→ Goal
List every line below containing "مسند".
________________
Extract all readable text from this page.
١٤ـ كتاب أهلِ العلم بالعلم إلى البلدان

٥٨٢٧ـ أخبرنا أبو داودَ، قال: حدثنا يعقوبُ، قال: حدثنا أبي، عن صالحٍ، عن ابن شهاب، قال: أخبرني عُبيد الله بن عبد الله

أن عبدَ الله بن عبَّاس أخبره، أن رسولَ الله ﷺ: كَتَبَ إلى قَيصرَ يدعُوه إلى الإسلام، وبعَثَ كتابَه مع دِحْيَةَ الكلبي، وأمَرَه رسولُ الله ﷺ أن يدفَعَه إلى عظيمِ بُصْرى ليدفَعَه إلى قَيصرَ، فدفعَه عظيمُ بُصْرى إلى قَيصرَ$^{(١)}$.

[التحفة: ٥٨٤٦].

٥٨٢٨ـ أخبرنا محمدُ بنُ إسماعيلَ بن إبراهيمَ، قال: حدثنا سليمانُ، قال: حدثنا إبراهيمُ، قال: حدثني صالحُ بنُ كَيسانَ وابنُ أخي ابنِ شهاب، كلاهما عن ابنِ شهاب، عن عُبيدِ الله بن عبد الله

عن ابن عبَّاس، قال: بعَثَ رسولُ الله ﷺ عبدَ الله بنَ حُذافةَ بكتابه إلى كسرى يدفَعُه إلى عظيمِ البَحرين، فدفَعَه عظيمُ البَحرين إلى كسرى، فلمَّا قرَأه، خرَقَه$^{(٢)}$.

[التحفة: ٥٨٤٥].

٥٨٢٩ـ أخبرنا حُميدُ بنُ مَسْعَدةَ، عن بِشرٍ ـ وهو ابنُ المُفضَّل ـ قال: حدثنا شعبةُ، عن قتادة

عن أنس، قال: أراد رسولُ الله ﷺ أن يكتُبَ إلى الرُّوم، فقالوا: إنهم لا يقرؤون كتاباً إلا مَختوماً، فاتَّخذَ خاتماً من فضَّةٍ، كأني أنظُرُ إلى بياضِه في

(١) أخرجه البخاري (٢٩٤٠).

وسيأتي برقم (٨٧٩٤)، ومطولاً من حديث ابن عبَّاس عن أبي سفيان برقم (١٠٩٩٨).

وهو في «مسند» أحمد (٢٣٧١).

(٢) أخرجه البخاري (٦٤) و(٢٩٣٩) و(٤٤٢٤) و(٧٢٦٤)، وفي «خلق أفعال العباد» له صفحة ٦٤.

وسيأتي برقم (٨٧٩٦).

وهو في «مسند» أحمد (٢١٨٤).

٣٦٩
________________
→ Correct output
وهو في «مسند» أحمد (٢٣٧١).
وهو في «مسند» أحمد (٢١٨٤).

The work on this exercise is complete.